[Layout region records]
● ● ●

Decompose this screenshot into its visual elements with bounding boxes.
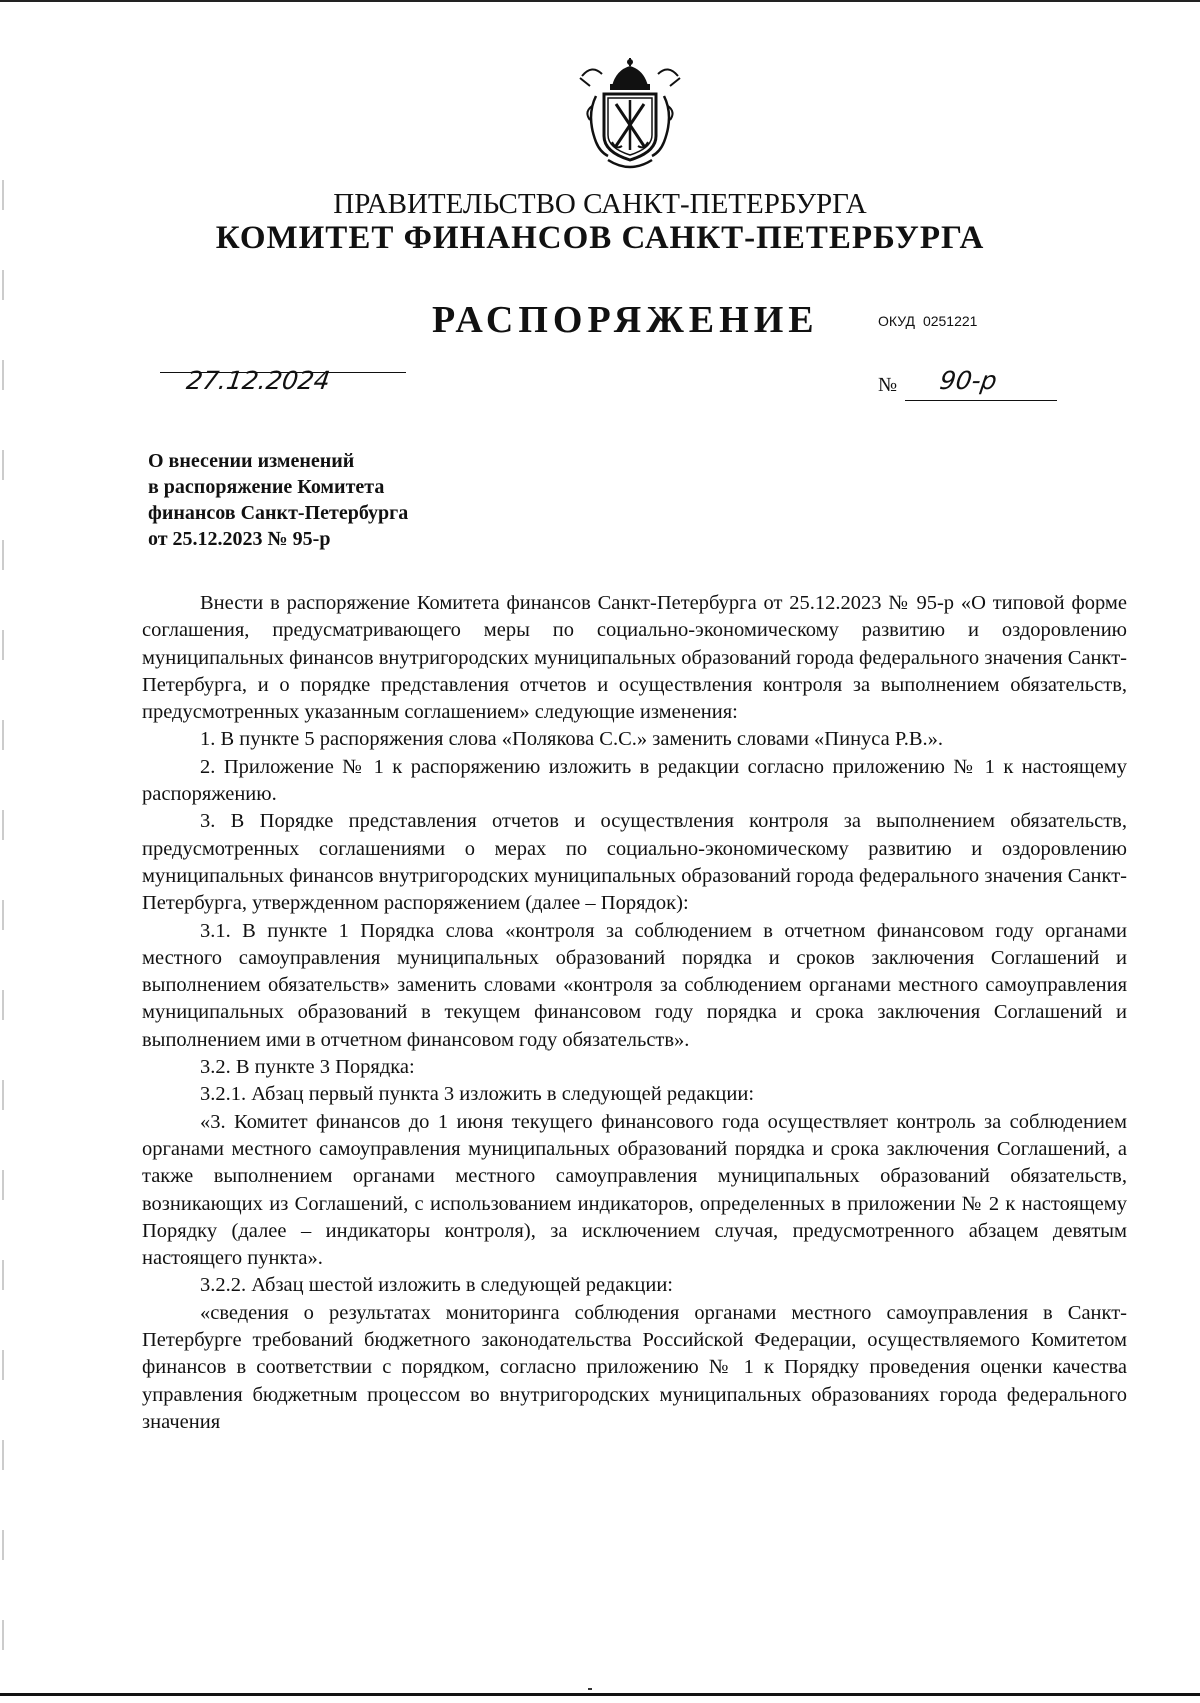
page-mark <box>588 1688 592 1690</box>
body-paragraph: 3. В Порядке представления отчетов и осуществления контроля за выполнением обязательств, предусмотренных соглашениями о мерах по социально-экономическому развитию и оздоровлению муниципальных финансов внутригородских муниципальных образований города федерального значения Санкт-Петербурга, утвержденном распоряжением (далее – Порядок): <box>142 810 1127 915</box>
committee-title: КОМИТЕТ ФИНАНСОВ САНКТ-ПЕТЕРБУРГА <box>215 220 985 256</box>
body-paragraph: 3.1. В пункте 1 Порядка слова «контроля за соблюдением в отчетном финансовом году органами местного самоуправления муниципальных образований порядка и сроков заключения Соглашений и выполнением обязательств» заменить словами «контроля за соблюдением органами местного самоуправления муниципальных образований в текущем финансовом году порядка и срока заключения Соглашений и выполнением ими в отчетном финансовом году обязательств». <box>142 919 1127 1051</box>
subject-line: в распоряжение Комитета <box>148 476 385 498</box>
okud-value: 0251221 <box>922 313 978 329</box>
number-underline <box>905 400 1057 401</box>
document-date: 27.12.2024 <box>184 366 332 395</box>
document-subject <box>148 448 508 552</box>
body-paragraph: 2. Приложение № 1 к распоряжению изложить в редакции согласно приложению № 1 к настоящему распоряжению. <box>142 755 1127 806</box>
scan-edge-bottom <box>0 1693 1200 1696</box>
okud-code <box>878 313 977 329</box>
body-paragraph: «3. Комитет финансов до 1 июня текущего финансового года осуществляет контроль за соблюдением органами местного самоуправления муниципальных образований порядка и срока заключения Соглашений, а также выполнением органами местного самоуправления муниципальных образований обязательств, возникающих из Соглашений, с использованием индикаторов, определенных в приложении № 2 к настоящему Порядку (далее – индикаторы контроля), за исключением случая, предусмотренного абзацем девятым настоящего пункта». <box>142 1110 1127 1270</box>
body-paragraph: 3.2.1. Абзац первый пункта 3 изложить в следующей редакции: <box>200 1083 755 1106</box>
body-paragraph: Внести в распоряжение Комитета финансов Санкт-Петербурга от 25.12.2023 № 95-р «О типовой форме соглашения, предусматривающего меры по социально-экономическому развитию и оздоровлению муниципальных финансов внутригородских муниципальных образований города федерального значения Санкт-Петербурга, и о порядке представления отчетов и осуществления контроля за выполнением обязательств, предусмотренных указанным соглашением» следующие изменения: <box>142 592 1127 724</box>
document-body <box>142 590 1127 1436</box>
body-paragraph: «сведения о результатах мониторинга соблюдения органами местного самоуправления в Санкт-Петербурге требований бюджетного законодательства Российской Федерации, осуществляемого Комитетом финансов в соответствии с порядком, согласно приложению № 1 к Порядку проведения оценки качества управления бюджетным процессом во внутригородских муниципальных образованиях города федерального значения <box>142 1301 1127 1433</box>
body-paragraph: 3.2. В пункте 3 Порядка: <box>200 1056 415 1079</box>
document-number: 90-р <box>937 366 999 395</box>
date-underline <box>160 372 406 373</box>
coat-of-arms-icon <box>572 56 688 174</box>
okud-label: ОКУД <box>878 313 915 329</box>
scan-edge-left <box>2 180 4 1660</box>
subject-line: финансов Санкт-Петербурга <box>148 502 409 524</box>
number-sign: № <box>878 374 898 396</box>
subject-line: О внесении изменений <box>148 450 355 472</box>
document-type-title: РАСПОРЯЖЕНИЕ <box>432 299 819 341</box>
scan-edge-top <box>0 0 1200 2</box>
body-paragraph: 3.2.2. Абзац шестой изложить в следующей редакции: <box>200 1274 673 1297</box>
government-title: ПРАВИТЕЛЬСТВО САНКТ-ПЕТЕРБУРГА <box>333 188 867 220</box>
subject-line: от 25.12.2023 № 95-р <box>148 528 331 550</box>
body-paragraph: 1. В пункте 5 распоряжения слова «Полякова С.С.» заменить словами «Пинуса Р.В.». <box>200 728 944 751</box>
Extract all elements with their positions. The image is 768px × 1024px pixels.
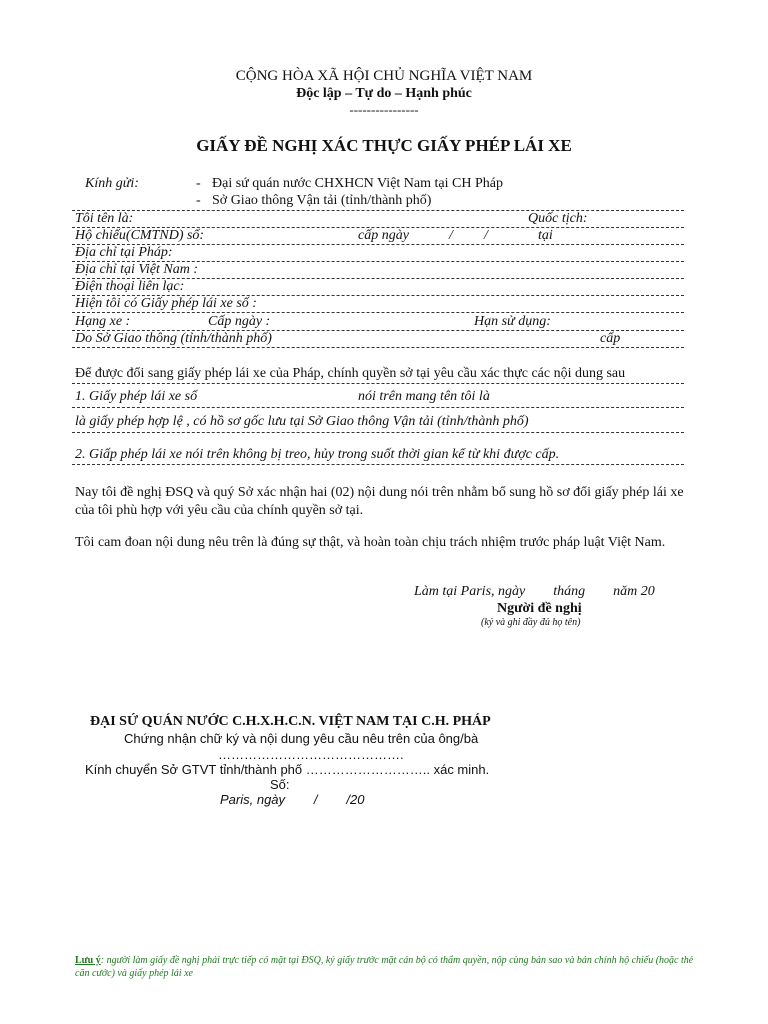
- footer-note: [75, 954, 701, 980]
- recipient-label: Kính gửi:: [85, 176, 139, 191]
- field-issuer[interactable]: Do Sở Giao thông (tỉnh/thành phố): [75, 331, 272, 346]
- paragraph-commitment: Tôi cam đoan nội dung nêu trên là đúng sự thật, và hoàn toàn chịu trách nhiệm trước pháp luật Việt Nam.: [75, 535, 666, 550]
- divider: [72, 312, 684, 313]
- recipient-embassy: Đại sứ quán nước CHXHCN Việt Nam tại CH Pháp: [212, 176, 503, 191]
- form-title: GIẤY ĐỀ NGHỊ XÁC THỰC GIẤY PHÉP LÁI XE: [196, 136, 572, 155]
- request-item-1a: 1. Giấy phép lái xe số: [75, 389, 198, 404]
- request-item-1c: là giấy phép hợp lệ , có hồ sơ gốc lưu tại Sở Giao thông Vận tải (tỉnh/thành phố): [75, 414, 529, 429]
- signature-note: (ký và ghi đầy đủ họ tên): [481, 617, 581, 628]
- field-nationality[interactable]: Quốc tịch:: [528, 211, 588, 226]
- recipient-dash-1: -: [196, 176, 201, 191]
- embassy-forward: Kính chuyển Sở GTVT tỉnh/thành phố ……………………….. xác minh.: [85, 762, 490, 777]
- field-address-vietnam[interactable]: Địa chỉ tại Việt Nam :: [75, 262, 198, 277]
- recipient-dash-2: -: [196, 193, 201, 208]
- divider: [72, 464, 684, 465]
- field-phone[interactable]: Điện thoại liên lạc:: [75, 279, 185, 294]
- signature-title: Người đề nghị: [497, 601, 582, 616]
- embassy-date: Paris, ngày / /20: [220, 792, 365, 807]
- signature-place-date: Làm tại Paris, ngày tháng năm 20: [414, 584, 655, 599]
- embassy-number: Số:: [270, 777, 290, 792]
- field-expiry[interactable]: Hạn sử dụng:: [474, 314, 551, 329]
- divider: [72, 210, 684, 211]
- field-name[interactable]: Tôi tên là:: [75, 211, 134, 226]
- field-issued: cấp: [600, 331, 621, 346]
- field-address-france[interactable]: Địa chỉ tại Pháp:: [75, 245, 173, 260]
- country-heading: CỘNG HÒA XÃ HỘI CHỦ NGHĨA VIỆT NAM: [235, 68, 533, 84]
- motto: Độc lập – Tự do – Hạnh phúc: [296, 86, 472, 101]
- request-item-2: 2. Giấp phép lái xe nói trên không bị treo, hủy trong suốt thời gian kể từ khi được cấp.: [75, 447, 560, 462]
- embassy-certify: Chứng nhận chữ ký và nội dung yêu cầu nêu trên của ông/bà: [124, 731, 479, 746]
- request-item-1b: nói trên mang tên tôi là: [358, 389, 490, 404]
- date-separator: /: [449, 228, 453, 243]
- embassy-name-dots: …………………………………….: [218, 747, 404, 762]
- divider: [72, 347, 684, 348]
- field-issued-date[interactable]: cấp ngày: [358, 228, 409, 243]
- divider: [72, 407, 684, 408]
- recipient-transport-dept: Sở Giao thông Vận tải (tỉnh/thành phố): [212, 193, 432, 208]
- field-license-number[interactable]: Hiện tôi có Giấy phép lái xe số :: [75, 296, 257, 311]
- footer-note-label: Lưu ý: [75, 955, 101, 966]
- date-separator: /: [484, 228, 488, 243]
- field-license-date[interactable]: Cấp ngày :: [208, 314, 271, 329]
- footer-note-text: : người làm giấy đề nghị phải trực tiếp có mặt tại ĐSQ, ký giấy trước mặt cán bộ có thẩm quyền, nộp cùng bản sao và bản chính hộ chiếu (hoặc thẻ căn cước) và giấy phép lái xe: [75, 955, 694, 979]
- field-passport[interactable]: Hộ chiếu(CMTND) số:: [75, 228, 205, 243]
- request-intro: Để được đổi sang giấy phép lái xe của Pháp, chính quyền sở tại yêu cầu xác thực các nội dung sau: [75, 366, 626, 381]
- header-separator: ----------------: [349, 102, 419, 117]
- field-license-class[interactable]: Hạng xe :: [75, 314, 131, 329]
- paragraph-request: Nay tôi đề nghị ĐSQ và quý Sở xác nhận hai (02) nội dung nói trên nhằm bổ sung hồ sơ đổi giấy phép lái xe của tôi phù hợp với yêu cầu của chính quyền sở tại.: [75, 485, 684, 518]
- divider: [72, 432, 684, 433]
- field-issued-at[interactable]: tại: [538, 228, 553, 243]
- divider: [72, 383, 684, 384]
- embassy-title: ĐẠI SỨ QUÁN NƯỚC C.H.X.H.C.N. VIỆT NAM TẠI C.H. PHÁP: [90, 714, 491, 729]
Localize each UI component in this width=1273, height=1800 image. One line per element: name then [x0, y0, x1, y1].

● ● ●

PROBLEM DESCRIPTION
Copy out only the rows from the one containing "page-mark <box>588 1688 592 1690</box>" through the one containing "scan-edge-bottom <box>0 1693 1200 1696</box>", changing every "body-paragraph" to "text-paragraph" and leaving everything else untouched.

COMPLETED EXERCISE
page-mark <box>588 1688 592 1690</box>
text-paragraph: 3. В Порядке представления отчетов и осуществления контроля за выполнением обязательств, предусмотренных соглашениями о мерах по социально-экономическому развитию и оздоровлению муниципальных финансов внутригородских муниципальных образований города федерального значения Санкт-Петербурга, утвержденном распоряжением (далее – Порядок): <box>142 810 1127 915</box>
committee-title: КОМИТЕТ ФИНАНСОВ САНКТ-ПЕТЕРБУРГА <box>215 220 985 256</box>
text-paragraph: 3.1. В пункте 1 Порядка слова «контроля за соблюдением в отчетном финансовом году органами местного самоуправления муниципальных образований порядка и сроков заключения Соглашений и выполнением обязательств» заменить словами «контроля за соблюдением органами местного самоуправления муниципальных образований в текущем финансовом году порядка и срока заключения Соглашений и выполнением ими в отчетном финансовом году обязательств». <box>142 919 1127 1051</box>
subject-line: в распоряжение Комитета <box>148 476 385 498</box>
okud-value: 0251221 <box>922 313 978 329</box>
number-underline <box>905 400 1057 401</box>
document-date: 27.12.2024 <box>184 366 332 395</box>
document-subject <box>148 448 508 552</box>
text-paragraph: 2. Приложение № 1 к распоряжению изложить в редакции согласно приложению № 1 к настоящему распоряжению. <box>142 755 1127 806</box>
scan-edge-bottom <box>0 1693 1200 1696</box>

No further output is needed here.